━━ ENTRIES SHOWN

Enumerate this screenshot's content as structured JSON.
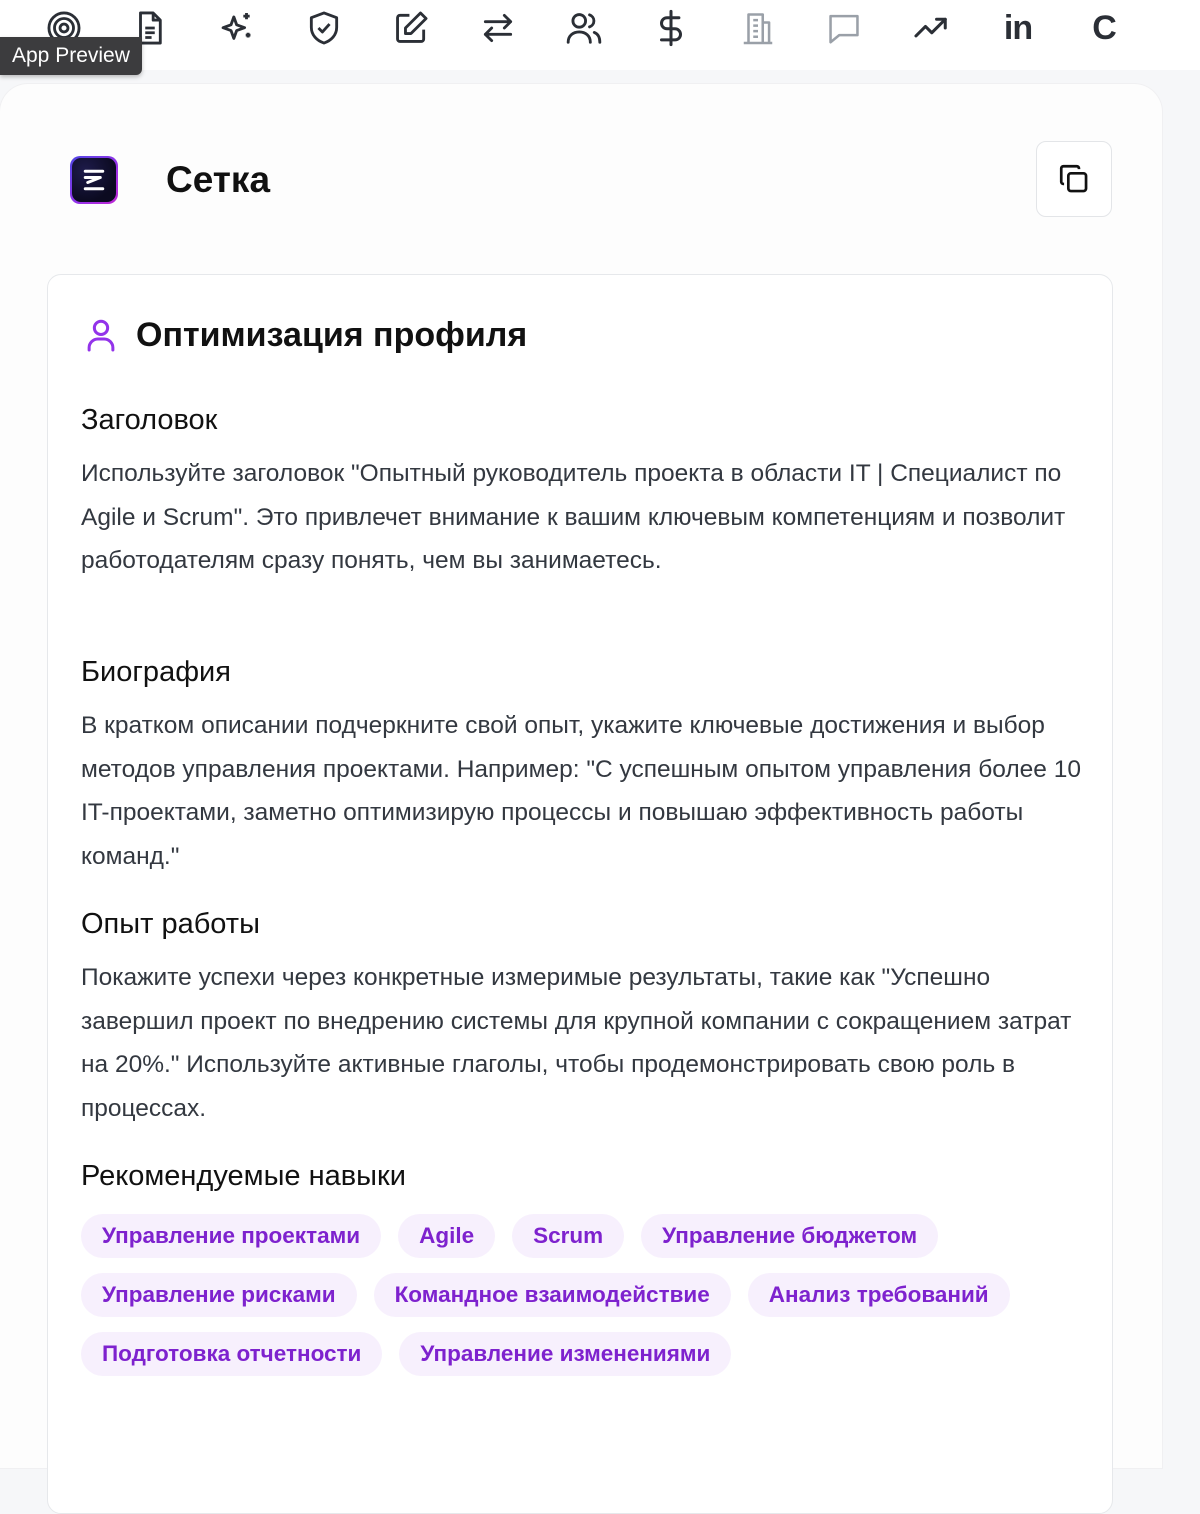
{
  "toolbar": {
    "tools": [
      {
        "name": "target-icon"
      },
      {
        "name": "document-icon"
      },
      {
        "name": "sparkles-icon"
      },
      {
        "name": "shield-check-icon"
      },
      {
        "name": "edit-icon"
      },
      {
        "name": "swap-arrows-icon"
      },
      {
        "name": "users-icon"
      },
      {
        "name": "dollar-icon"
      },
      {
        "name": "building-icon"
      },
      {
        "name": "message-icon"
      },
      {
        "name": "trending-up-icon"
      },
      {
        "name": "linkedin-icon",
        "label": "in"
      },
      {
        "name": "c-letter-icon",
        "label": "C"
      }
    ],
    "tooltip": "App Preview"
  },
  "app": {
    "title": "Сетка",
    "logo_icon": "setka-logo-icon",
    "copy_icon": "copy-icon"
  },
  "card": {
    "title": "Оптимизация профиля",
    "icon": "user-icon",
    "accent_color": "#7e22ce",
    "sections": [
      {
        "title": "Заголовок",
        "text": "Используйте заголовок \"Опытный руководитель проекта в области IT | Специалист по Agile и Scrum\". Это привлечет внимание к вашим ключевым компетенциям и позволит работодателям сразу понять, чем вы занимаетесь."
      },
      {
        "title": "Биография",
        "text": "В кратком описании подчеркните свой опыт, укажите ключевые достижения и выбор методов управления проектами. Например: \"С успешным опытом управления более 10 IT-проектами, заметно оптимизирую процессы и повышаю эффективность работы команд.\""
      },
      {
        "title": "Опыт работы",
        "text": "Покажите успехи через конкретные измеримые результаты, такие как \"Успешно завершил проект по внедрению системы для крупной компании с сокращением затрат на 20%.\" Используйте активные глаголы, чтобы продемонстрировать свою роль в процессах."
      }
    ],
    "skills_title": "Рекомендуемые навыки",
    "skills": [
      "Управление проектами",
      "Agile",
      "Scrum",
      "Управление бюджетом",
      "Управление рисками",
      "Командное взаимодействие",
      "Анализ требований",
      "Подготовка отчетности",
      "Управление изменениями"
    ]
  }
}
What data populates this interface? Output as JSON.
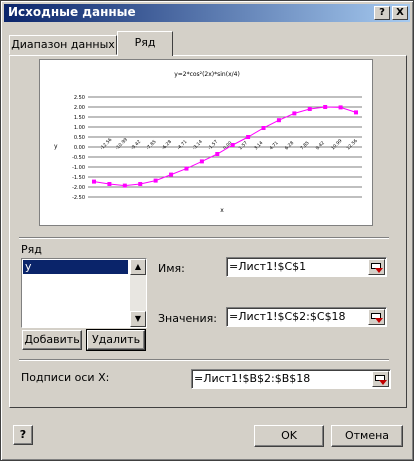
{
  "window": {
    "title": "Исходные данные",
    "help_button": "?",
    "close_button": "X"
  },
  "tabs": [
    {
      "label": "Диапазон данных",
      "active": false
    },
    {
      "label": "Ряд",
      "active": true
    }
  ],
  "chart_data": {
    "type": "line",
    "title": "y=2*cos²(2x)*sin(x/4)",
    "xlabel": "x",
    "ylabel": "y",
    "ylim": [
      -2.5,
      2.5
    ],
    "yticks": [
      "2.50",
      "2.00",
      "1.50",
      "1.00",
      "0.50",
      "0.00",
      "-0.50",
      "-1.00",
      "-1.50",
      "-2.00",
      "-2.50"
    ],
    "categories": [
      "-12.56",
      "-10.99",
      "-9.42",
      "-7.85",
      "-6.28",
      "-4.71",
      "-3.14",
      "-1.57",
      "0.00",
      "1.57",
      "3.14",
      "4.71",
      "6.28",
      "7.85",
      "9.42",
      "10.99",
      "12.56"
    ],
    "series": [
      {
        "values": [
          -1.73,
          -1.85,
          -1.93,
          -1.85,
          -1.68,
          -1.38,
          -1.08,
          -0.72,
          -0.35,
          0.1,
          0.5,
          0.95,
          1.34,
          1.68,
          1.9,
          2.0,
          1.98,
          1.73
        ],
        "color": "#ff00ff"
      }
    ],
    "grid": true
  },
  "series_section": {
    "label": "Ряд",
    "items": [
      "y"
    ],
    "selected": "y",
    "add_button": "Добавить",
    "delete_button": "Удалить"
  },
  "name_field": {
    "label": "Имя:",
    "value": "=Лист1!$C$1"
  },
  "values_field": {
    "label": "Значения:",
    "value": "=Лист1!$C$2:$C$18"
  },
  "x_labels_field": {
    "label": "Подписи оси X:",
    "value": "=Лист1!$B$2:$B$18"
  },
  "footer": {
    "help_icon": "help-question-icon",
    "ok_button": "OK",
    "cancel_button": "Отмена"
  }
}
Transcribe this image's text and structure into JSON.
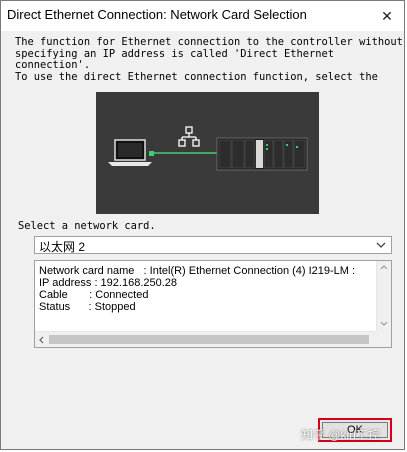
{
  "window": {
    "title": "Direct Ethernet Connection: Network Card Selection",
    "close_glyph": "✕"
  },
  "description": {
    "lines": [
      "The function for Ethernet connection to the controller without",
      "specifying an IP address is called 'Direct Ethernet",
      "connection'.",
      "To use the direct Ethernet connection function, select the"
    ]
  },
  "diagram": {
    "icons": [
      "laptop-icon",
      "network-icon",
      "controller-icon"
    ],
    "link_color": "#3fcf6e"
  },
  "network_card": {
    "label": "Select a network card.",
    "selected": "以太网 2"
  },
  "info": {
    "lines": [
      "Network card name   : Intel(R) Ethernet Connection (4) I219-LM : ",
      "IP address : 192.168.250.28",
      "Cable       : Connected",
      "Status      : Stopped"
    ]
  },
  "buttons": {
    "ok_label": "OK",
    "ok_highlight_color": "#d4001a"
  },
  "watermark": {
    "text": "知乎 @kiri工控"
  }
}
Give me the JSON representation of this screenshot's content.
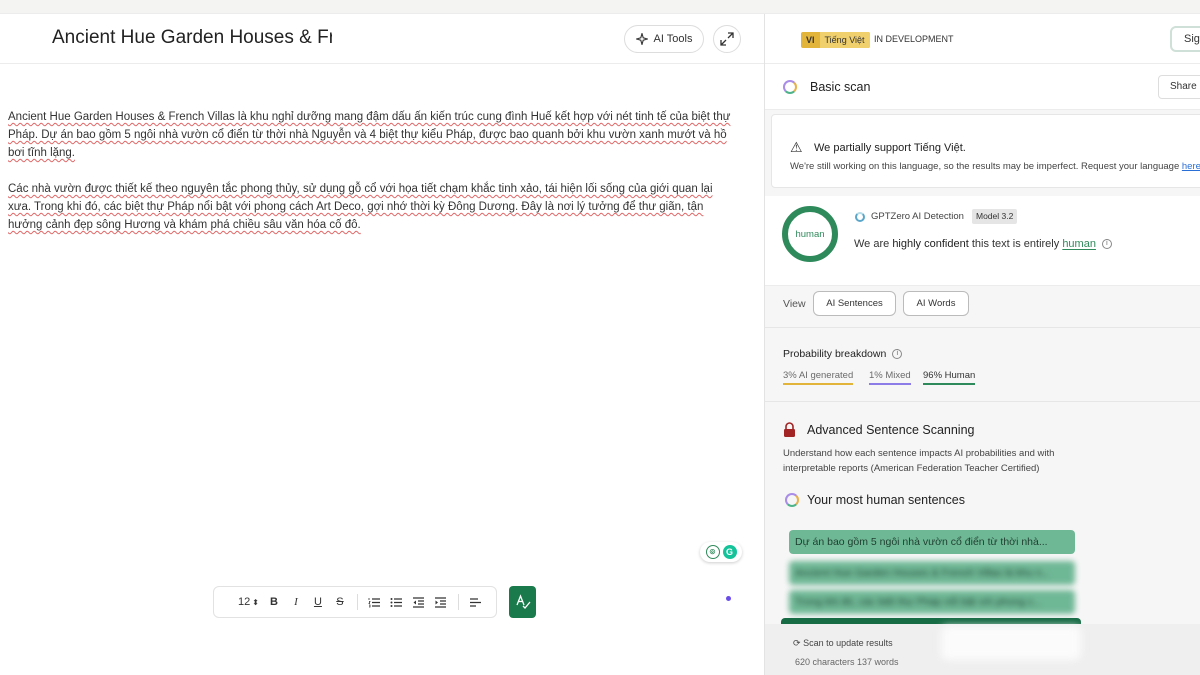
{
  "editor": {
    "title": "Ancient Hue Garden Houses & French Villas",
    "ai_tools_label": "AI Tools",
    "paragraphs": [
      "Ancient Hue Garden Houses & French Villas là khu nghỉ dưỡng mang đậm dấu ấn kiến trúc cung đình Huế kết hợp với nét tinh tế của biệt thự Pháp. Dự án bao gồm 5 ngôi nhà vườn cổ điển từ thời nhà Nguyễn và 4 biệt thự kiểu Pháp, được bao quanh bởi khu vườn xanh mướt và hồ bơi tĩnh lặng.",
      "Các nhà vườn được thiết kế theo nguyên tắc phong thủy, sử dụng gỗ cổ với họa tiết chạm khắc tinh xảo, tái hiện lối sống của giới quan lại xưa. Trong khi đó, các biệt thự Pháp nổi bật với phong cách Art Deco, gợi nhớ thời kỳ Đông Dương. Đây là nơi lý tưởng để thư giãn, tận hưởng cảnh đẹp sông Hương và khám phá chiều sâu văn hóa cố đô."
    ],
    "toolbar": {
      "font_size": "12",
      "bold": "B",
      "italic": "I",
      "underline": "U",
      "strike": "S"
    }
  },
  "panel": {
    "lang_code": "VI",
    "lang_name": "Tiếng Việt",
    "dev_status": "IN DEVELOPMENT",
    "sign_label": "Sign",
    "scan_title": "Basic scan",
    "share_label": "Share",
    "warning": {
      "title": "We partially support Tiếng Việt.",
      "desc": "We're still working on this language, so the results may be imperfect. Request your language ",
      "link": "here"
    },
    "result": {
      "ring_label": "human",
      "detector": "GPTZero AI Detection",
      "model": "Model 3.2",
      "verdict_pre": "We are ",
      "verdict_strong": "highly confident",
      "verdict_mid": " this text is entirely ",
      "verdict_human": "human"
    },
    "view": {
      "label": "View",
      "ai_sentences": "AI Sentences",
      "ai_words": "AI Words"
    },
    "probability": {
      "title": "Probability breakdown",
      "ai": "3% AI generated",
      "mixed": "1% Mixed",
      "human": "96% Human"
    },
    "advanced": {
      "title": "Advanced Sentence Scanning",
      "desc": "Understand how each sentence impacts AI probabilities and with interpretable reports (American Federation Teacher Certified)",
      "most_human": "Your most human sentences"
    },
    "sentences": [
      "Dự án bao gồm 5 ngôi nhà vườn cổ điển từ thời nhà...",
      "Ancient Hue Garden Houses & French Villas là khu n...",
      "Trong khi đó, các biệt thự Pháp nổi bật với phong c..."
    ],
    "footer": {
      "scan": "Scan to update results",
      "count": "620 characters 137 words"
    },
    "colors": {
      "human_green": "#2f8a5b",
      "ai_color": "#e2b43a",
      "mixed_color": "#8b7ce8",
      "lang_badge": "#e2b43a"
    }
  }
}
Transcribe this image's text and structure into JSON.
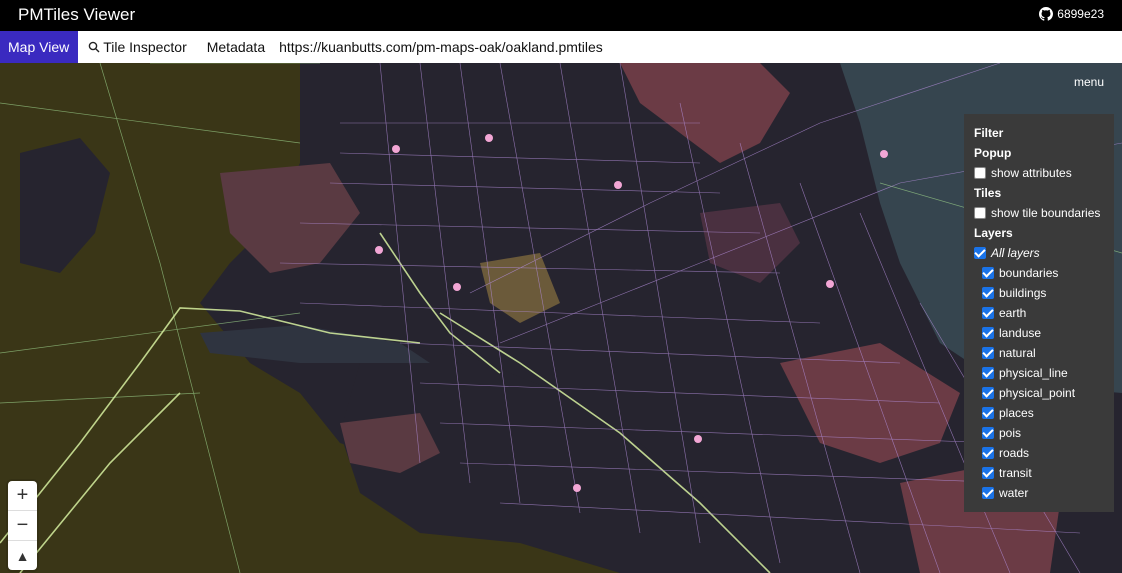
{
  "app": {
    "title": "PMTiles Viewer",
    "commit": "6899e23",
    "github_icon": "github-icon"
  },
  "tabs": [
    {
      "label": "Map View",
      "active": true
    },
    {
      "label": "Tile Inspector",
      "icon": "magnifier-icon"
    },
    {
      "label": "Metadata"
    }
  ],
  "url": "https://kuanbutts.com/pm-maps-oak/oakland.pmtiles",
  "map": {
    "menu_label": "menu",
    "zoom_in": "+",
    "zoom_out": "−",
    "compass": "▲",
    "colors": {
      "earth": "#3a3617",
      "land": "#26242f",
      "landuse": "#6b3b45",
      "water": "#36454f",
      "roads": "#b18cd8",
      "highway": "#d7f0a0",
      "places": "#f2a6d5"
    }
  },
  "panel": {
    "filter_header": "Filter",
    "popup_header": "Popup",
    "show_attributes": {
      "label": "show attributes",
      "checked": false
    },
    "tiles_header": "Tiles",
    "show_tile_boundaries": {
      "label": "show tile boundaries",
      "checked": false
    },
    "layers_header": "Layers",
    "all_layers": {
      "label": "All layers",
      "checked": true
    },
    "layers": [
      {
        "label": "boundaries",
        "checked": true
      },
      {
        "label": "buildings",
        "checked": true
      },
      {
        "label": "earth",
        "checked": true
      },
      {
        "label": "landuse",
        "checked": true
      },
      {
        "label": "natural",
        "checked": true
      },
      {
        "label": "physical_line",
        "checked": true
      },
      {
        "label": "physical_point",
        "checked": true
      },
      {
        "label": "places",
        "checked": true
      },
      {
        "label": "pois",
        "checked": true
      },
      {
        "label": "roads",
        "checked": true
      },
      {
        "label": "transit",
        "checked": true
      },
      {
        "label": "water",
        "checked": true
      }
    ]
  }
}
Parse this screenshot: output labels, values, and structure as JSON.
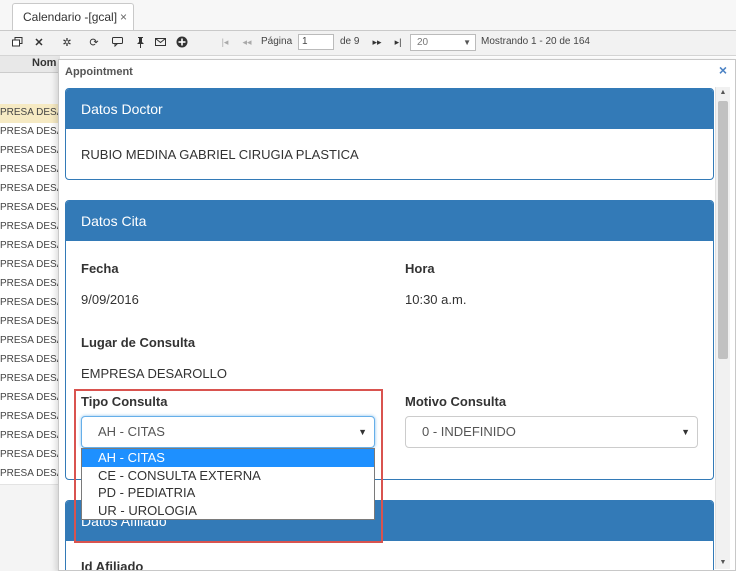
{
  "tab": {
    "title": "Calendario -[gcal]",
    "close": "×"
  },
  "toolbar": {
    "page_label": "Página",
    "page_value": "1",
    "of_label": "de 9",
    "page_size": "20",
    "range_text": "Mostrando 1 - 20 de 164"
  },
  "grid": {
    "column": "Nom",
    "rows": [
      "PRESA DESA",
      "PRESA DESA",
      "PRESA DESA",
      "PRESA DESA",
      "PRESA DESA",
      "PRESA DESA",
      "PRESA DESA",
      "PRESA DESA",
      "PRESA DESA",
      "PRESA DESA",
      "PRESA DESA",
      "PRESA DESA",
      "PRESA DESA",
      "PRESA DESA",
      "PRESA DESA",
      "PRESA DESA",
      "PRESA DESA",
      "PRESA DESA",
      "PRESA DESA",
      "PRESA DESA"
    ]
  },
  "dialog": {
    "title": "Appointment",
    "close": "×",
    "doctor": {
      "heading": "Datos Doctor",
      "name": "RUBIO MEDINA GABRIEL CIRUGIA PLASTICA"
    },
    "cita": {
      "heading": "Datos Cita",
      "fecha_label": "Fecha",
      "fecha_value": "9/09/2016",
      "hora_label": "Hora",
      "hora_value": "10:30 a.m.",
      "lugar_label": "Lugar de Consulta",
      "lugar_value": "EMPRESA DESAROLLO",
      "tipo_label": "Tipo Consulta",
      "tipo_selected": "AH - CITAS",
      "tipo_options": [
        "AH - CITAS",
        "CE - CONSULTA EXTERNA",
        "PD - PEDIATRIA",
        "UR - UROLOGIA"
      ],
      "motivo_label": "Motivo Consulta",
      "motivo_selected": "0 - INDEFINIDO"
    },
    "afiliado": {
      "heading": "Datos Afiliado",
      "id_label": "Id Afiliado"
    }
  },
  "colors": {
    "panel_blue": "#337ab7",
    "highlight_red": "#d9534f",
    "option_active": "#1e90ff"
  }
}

━━━━

▶ _WRITTEN EXERCISE_
Report only the number of lines that hold the word "JSON".

▶ _REPLY TO THE TASK_
6